# Dataset content:
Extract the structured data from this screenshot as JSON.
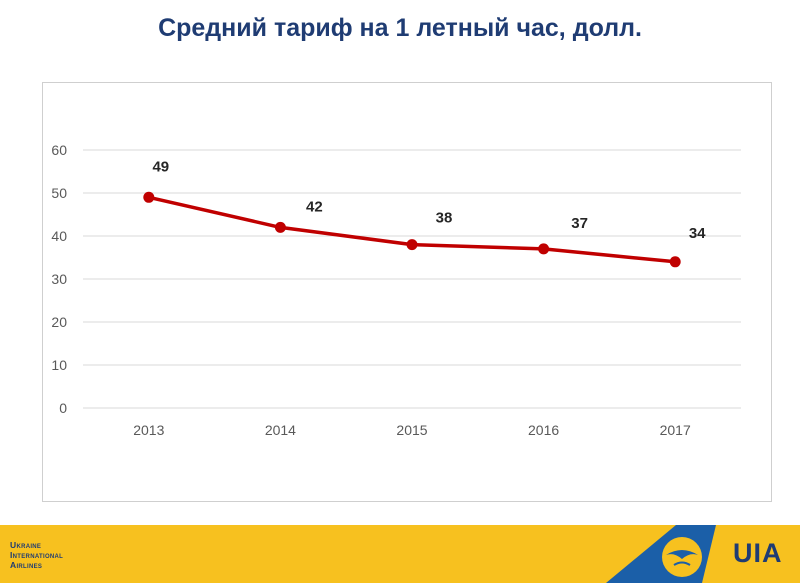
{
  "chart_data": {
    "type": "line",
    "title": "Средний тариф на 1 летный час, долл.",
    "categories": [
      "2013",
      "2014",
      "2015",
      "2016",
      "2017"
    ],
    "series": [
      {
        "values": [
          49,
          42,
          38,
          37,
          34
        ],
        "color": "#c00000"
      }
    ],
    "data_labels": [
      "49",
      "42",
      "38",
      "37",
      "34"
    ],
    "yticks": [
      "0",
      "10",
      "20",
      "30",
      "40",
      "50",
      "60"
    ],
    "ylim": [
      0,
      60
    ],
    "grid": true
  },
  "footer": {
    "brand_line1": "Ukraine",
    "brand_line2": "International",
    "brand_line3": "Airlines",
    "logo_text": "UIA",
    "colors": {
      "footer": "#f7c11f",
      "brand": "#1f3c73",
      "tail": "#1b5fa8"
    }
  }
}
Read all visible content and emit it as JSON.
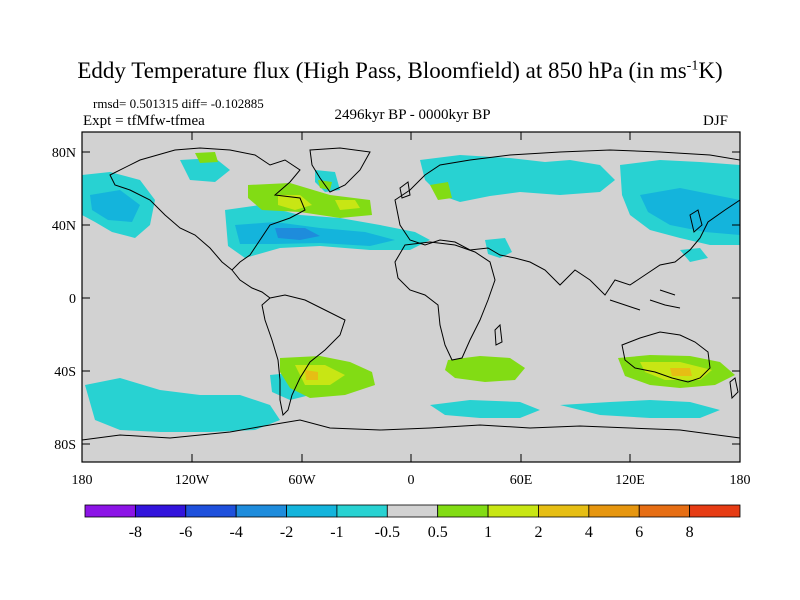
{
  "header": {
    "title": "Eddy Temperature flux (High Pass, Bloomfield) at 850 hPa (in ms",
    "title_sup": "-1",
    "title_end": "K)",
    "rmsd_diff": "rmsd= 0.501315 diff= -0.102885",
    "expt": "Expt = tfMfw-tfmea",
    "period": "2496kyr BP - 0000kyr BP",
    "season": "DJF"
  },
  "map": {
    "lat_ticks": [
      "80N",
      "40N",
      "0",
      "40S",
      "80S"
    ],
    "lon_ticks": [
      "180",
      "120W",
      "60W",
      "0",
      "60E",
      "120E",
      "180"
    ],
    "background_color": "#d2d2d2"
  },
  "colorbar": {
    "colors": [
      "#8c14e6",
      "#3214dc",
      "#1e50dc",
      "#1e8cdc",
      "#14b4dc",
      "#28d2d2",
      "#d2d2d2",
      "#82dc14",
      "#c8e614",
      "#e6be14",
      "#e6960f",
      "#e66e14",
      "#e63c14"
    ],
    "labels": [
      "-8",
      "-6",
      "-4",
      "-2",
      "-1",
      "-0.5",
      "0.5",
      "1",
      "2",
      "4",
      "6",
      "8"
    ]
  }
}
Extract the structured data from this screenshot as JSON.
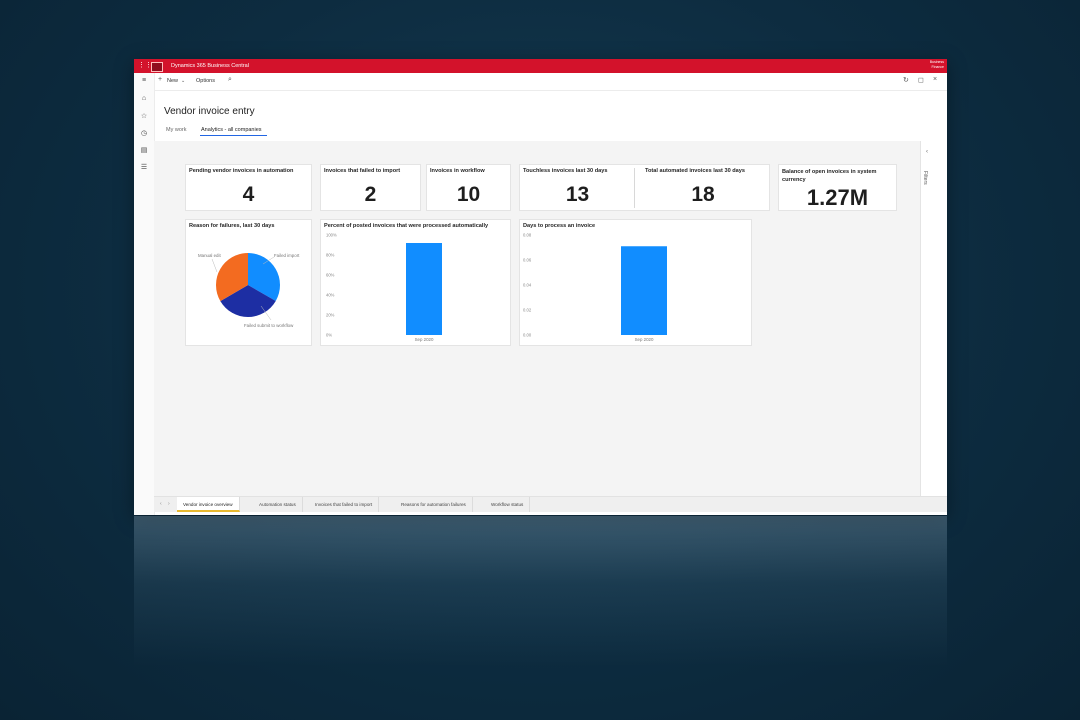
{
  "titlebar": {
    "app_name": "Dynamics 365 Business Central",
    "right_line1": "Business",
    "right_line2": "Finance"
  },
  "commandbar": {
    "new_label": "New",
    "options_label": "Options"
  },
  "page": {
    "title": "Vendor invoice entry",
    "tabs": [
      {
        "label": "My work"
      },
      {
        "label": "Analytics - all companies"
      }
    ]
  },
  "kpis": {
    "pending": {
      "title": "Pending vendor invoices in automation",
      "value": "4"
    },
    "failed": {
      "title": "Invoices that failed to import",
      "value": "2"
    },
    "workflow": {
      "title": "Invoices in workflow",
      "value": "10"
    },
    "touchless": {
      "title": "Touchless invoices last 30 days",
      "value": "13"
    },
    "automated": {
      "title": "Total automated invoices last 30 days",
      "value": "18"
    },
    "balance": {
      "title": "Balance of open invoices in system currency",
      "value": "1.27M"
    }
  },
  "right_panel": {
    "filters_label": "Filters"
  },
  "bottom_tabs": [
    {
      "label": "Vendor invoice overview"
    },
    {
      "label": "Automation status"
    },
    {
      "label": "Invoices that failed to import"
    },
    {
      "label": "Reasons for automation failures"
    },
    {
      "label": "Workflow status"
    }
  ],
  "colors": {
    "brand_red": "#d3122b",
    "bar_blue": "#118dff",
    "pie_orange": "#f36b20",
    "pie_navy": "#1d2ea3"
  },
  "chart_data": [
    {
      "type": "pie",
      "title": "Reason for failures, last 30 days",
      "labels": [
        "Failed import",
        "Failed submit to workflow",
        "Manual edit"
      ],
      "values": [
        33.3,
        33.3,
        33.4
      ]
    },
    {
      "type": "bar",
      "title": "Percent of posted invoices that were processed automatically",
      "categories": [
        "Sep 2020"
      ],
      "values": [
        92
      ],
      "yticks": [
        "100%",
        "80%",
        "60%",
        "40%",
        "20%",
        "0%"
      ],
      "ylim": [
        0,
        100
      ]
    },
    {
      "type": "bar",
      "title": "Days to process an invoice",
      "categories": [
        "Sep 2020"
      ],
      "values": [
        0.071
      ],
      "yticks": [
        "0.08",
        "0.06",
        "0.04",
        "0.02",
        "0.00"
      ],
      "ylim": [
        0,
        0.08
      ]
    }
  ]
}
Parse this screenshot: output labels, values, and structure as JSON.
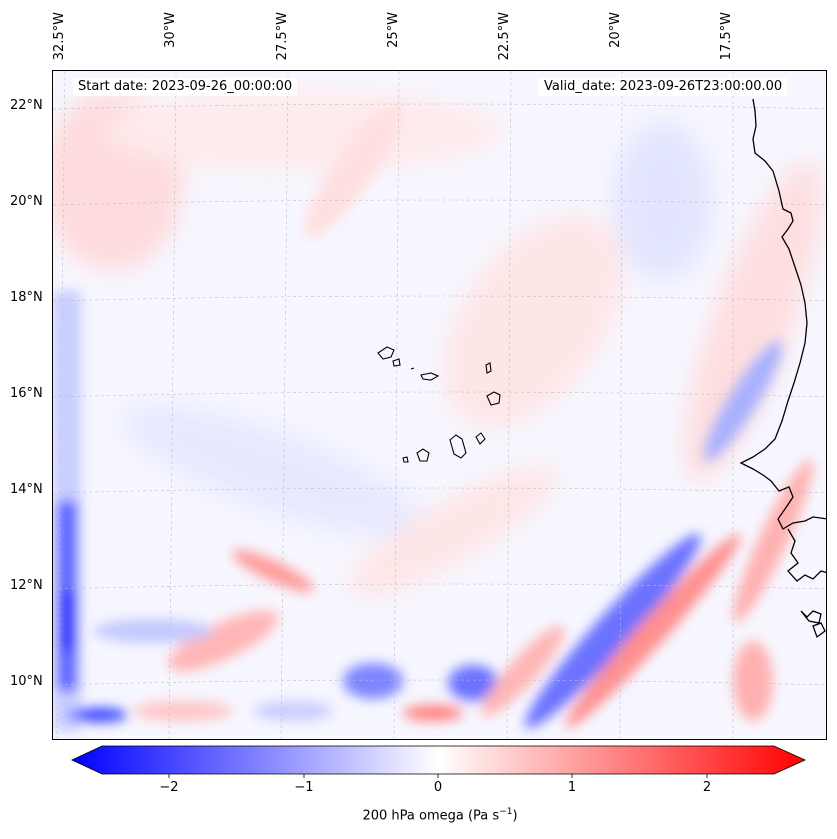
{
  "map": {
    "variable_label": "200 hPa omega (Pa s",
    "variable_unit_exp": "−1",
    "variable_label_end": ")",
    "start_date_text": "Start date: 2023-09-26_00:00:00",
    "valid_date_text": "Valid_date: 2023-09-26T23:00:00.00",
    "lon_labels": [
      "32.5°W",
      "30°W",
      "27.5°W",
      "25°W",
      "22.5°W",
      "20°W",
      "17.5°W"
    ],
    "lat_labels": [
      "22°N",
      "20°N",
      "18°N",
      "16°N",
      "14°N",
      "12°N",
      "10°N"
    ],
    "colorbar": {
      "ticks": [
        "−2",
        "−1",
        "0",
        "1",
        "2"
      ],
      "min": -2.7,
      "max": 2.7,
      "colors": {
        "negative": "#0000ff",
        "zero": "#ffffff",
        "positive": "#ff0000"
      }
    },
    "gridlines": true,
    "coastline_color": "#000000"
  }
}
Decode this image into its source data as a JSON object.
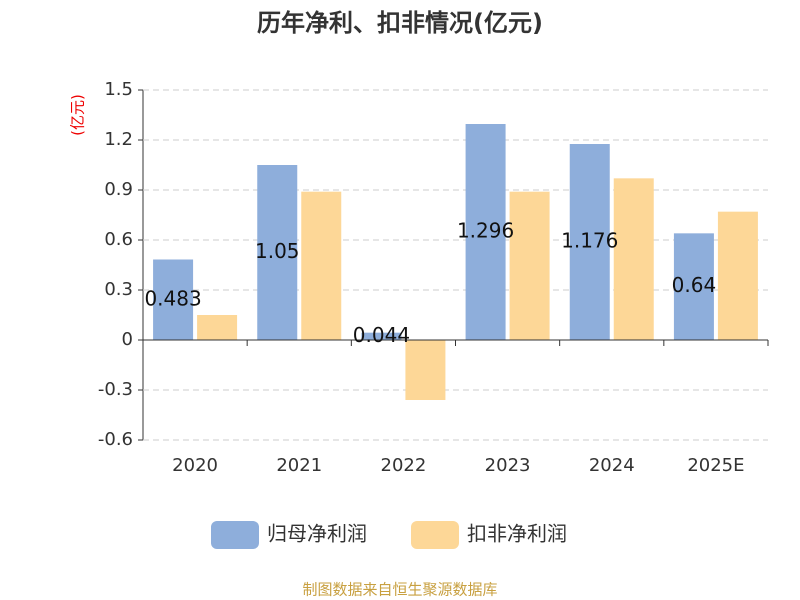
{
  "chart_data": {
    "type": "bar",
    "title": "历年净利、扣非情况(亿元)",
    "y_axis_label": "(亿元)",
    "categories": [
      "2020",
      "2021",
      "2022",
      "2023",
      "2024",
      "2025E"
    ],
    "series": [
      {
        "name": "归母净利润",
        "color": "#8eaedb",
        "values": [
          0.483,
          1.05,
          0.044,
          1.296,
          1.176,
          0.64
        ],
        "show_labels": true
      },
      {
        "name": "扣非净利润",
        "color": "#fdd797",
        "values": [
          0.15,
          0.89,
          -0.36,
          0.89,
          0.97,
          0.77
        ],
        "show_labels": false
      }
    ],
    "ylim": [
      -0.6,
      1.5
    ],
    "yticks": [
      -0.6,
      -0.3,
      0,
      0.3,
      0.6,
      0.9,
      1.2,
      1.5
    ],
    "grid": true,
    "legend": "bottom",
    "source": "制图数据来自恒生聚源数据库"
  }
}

# Given request:
Without including any picture, repeat the data exactly.

# Correct output:
Extract the structured data from this screenshot as JSON.
{
  "chart_data": {
    "type": "line",
    "title": "Средний тариф на 1 летный час, долл.",
    "categories": [
      "2013",
      "2014",
      "2015",
      "2016",
      "2017"
    ],
    "series": [
      {
        "values": [
          49,
          42,
          38,
          37,
          34
        ],
        "color": "#c00000"
      }
    ],
    "data_labels": [
      "49",
      "42",
      "38",
      "37",
      "34"
    ],
    "yticks": [
      "0",
      "10",
      "20",
      "30",
      "40",
      "50",
      "60"
    ],
    "ylim": [
      0,
      60
    ],
    "grid": true
  },
  "footer": {
    "brand_line1": "Ukraine",
    "brand_line2": "International",
    "brand_line3": "Airlines",
    "logo_text": "UIA",
    "colors": {
      "footer": "#f7c11f",
      "brand": "#1f3c73",
      "tail": "#1b5fa8"
    }
  }
}
Read all visible content and emit it as JSON.
{
  "header": {
    "title": "Eddy Temperature flux (High Pass, Bloomfield) at 850 hPa (in ms",
    "title_sup": "-1",
    "title_end": "K)",
    "rmsd_diff": "rmsd= 0.501315 diff= -0.102885",
    "expt": "Expt = tfMfw-tfmea",
    "period": "2496kyr BP - 0000kyr BP",
    "season": "DJF"
  },
  "map": {
    "lat_ticks": [
      "80N",
      "40N",
      "0",
      "40S",
      "80S"
    ],
    "lon_ticks": [
      "180",
      "120W",
      "60W",
      "0",
      "60E",
      "120E",
      "180"
    ],
    "background_color": "#d2d2d2"
  },
  "colorbar": {
    "colors": [
      "#8c14e6",
      "#3214dc",
      "#1e50dc",
      "#1e8cdc",
      "#14b4dc",
      "#28d2d2",
      "#d2d2d2",
      "#82dc14",
      "#c8e614",
      "#e6be14",
      "#e6960f",
      "#e66e14",
      "#e63c14"
    ],
    "labels": [
      "-8",
      "-6",
      "-4",
      "-2",
      "-1",
      "-0.5",
      "0.5",
      "1",
      "2",
      "4",
      "6",
      "8"
    ]
  }
}
Extract the structured data from this screenshot as JSON.
{
  "titlebar": {
    "app_name": "Dynamics 365 Business Central",
    "right_line1": "Business",
    "right_line2": "Finance"
  },
  "commandbar": {
    "new_label": "New",
    "options_label": "Options"
  },
  "page": {
    "title": "Vendor invoice entry",
    "tabs": [
      {
        "label": "My work"
      },
      {
        "label": "Analytics - all companies"
      }
    ]
  },
  "kpis": {
    "pending": {
      "title": "Pending vendor invoices in automation",
      "value": "4"
    },
    "failed": {
      "title": "Invoices that failed to import",
      "value": "2"
    },
    "workflow": {
      "title": "Invoices in workflow",
      "value": "10"
    },
    "touchless": {
      "title": "Touchless invoices last 30 days",
      "value": "13"
    },
    "automated": {
      "title": "Total automated invoices last 30 days",
      "value": "18"
    },
    "balance": {
      "title": "Balance of open invoices in system currency",
      "value": "1.27M"
    }
  },
  "right_panel": {
    "filters_label": "Filters"
  },
  "bottom_tabs": [
    {
      "label": "Vendor invoice overview"
    },
    {
      "label": "Automation status"
    },
    {
      "label": "Invoices that failed to import"
    },
    {
      "label": "Reasons for automation failures"
    },
    {
      "label": "Workflow status"
    }
  ],
  "colors": {
    "brand_red": "#d3122b",
    "bar_blue": "#118dff",
    "pie_orange": "#f36b20",
    "pie_navy": "#1d2ea3"
  },
  "chart_data": [
    {
      "type": "pie",
      "title": "Reason for failures, last 30 days",
      "labels": [
        "Failed import",
        "Failed submit to workflow",
        "Manual edit"
      ],
      "values": [
        33.3,
        33.3,
        33.4
      ]
    },
    {
      "type": "bar",
      "title": "Percent of posted invoices that were processed automatically",
      "categories": [
        "Sep 2020"
      ],
      "values": [
        92
      ],
      "yticks": [
        "100%",
        "80%",
        "60%",
        "40%",
        "20%",
        "0%"
      ],
      "ylim": [
        0,
        100
      ]
    },
    {
      "type": "bar",
      "title": "Days to process an invoice",
      "categories": [
        "Sep 2020"
      ],
      "values": [
        0.071
      ],
      "yticks": [
        "0.08",
        "0.06",
        "0.04",
        "0.02",
        "0.00"
      ],
      "ylim": [
        0,
        0.08
      ]
    }
  ]
}
Parse this screenshot: output labels, values, and structure as JSON.
{
  "map": {
    "variable_label": "200 hPa omega (Pa s",
    "variable_unit_exp": "−1",
    "variable_label_end": ")",
    "start_date_text": "Start date: 2023-09-26_00:00:00",
    "valid_date_text": "Valid_date: 2023-09-26T23:00:00.00",
    "lon_labels": [
      "32.5°W",
      "30°W",
      "27.5°W",
      "25°W",
      "22.5°W",
      "20°W",
      "17.5°W"
    ],
    "lat_labels": [
      "22°N",
      "20°N",
      "18°N",
      "16°N",
      "14°N",
      "12°N",
      "10°N"
    ],
    "colorbar": {
      "ticks": [
        "−2",
        "−1",
        "0",
        "1",
        "2"
      ],
      "min": -2.7,
      "max": 2.7,
      "colors": {
        "negative": "#0000ff",
        "zero": "#ffffff",
        "positive": "#ff0000"
      }
    },
    "gridlines": true,
    "coastline_color": "#000000"
  }
}
Decode this image into its source data as a JSON object.
{
  "chart_data": {
    "type": "bar",
    "title": "历年净利、扣非情况(亿元)",
    "y_axis_label": "(亿元)",
    "categories": [
      "2020",
      "2021",
      "2022",
      "2023",
      "2024",
      "2025E"
    ],
    "series": [
      {
        "name": "归母净利润",
        "color": "#8eaedb",
        "values": [
          0.483,
          1.05,
          0.044,
          1.296,
          1.176,
          0.64
        ],
        "show_labels": true
      },
      {
        "name": "扣非净利润",
        "color": "#fdd797",
        "values": [
          0.15,
          0.89,
          -0.36,
          0.89,
          0.97,
          0.77
        ],
        "show_labels": false
      }
    ],
    "ylim": [
      -0.6,
      1.5
    ],
    "yticks": [
      -0.6,
      -0.3,
      0,
      0.3,
      0.6,
      0.9,
      1.2,
      1.5
    ],
    "grid": true,
    "legend": "bottom",
    "source": "制图数据来自恒生聚源数据库"
  }
}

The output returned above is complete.